■ WORK TO DO ■
Quote every line of the material beneath this one.

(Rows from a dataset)

☆ ☆ ☆

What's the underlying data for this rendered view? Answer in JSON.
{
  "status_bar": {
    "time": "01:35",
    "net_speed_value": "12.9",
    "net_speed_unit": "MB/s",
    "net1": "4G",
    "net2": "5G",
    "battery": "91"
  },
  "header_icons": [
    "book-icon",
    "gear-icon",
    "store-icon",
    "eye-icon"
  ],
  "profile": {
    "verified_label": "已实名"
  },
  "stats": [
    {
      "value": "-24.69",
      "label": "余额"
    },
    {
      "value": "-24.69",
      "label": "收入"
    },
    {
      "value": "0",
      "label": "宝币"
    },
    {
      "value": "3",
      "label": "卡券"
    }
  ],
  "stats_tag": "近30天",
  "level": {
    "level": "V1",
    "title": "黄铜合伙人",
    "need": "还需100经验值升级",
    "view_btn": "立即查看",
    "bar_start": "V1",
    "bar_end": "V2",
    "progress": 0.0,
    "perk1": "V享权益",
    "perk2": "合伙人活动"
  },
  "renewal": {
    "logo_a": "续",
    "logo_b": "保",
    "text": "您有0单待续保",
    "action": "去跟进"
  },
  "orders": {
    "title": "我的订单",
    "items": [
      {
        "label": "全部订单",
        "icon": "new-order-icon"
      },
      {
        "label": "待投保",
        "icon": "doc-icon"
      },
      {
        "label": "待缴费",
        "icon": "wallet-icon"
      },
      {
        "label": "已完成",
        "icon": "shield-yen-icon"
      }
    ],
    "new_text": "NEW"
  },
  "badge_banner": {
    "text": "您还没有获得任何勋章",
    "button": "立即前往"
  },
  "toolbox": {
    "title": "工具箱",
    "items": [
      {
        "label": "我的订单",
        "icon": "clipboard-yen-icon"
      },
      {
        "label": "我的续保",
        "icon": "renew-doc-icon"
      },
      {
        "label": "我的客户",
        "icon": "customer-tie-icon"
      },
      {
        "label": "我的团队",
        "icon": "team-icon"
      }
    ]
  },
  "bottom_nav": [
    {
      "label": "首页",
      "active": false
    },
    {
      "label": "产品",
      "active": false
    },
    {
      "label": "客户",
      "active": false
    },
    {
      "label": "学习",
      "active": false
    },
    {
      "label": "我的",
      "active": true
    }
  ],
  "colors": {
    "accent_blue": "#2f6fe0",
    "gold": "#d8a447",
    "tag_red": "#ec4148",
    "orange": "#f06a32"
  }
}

☆ ☆ ☆

■ RESULT OF THIS EXERCISE ■
What's the underlying data for this rendered view? Answer in JSON.
{
  "status_bar": {
    "time": "01:35",
    "net_speed_value": "12.9",
    "net_speed_unit": "MB/s",
    "net1": "4G",
    "net2": "5G",
    "battery": "91"
  },
  "header_icons": [
    "book-icon",
    "gear-icon",
    "store-icon",
    "eye-icon"
  ],
  "profile": {
    "verified_label": "已实名"
  },
  "stats": [
    {
      "value": "-24.69",
      "label": "余额"
    },
    {
      "value": "-24.69",
      "label": "收入"
    },
    {
      "value": "0",
      "label": "宝币"
    },
    {
      "value": "3",
      "label": "卡券"
    }
  ],
  "stats_tag": "近30天",
  "level": {
    "level": "V1",
    "title": "黄铜合伙人",
    "need": "还需100经验值升级",
    "view_btn": "立即查看",
    "bar_start": "V1",
    "bar_end": "V2",
    "progress": 0.0,
    "perk1": "V享权益",
    "perk2": "合伙人活动"
  },
  "renewal": {
    "logo_a": "续",
    "logo_b": "保",
    "text": "您有0单待续保",
    "action": "去跟进"
  },
  "orders": {
    "title": "我的订单",
    "items": [
      {
        "label": "全部订单",
        "icon": "new-order-icon"
      },
      {
        "label": "待投保",
        "icon": "doc-icon"
      },
      {
        "label": "待缴费",
        "icon": "wallet-icon"
      },
      {
        "label": "已完成",
        "icon": "shield-yen-icon"
      }
    ],
    "new_text": "NEW"
  },
  "badge_banner": {
    "text": "您还没有获得任何勋章",
    "button": "立即前往"
  },
  "toolbox": {
    "title": "工具箱",
    "items": [
      {
        "label": "我的订单",
        "icon": "clipboard-yen-icon"
      },
      {
        "label": "我的续保",
        "icon": "renew-doc-icon"
      },
      {
        "label": "我的客户",
        "icon": "customer-tie-icon"
      },
      {
        "label": "我的团队",
        "icon": "team-icon"
      }
    ]
  },
  "bottom_nav": [
    {
      "label": "首页",
      "active": false
    },
    {
      "label": "产品",
      "active": false
    },
    {
      "label": "客户",
      "active": false
    },
    {
      "label": "学习",
      "active": false
    },
    {
      "label": "我的",
      "active": true
    }
  ],
  "colors": {
    "accent_blue": "#2f6fe0",
    "gold": "#d8a447",
    "tag_red": "#ec4148",
    "orange": "#f06a32"
  }
}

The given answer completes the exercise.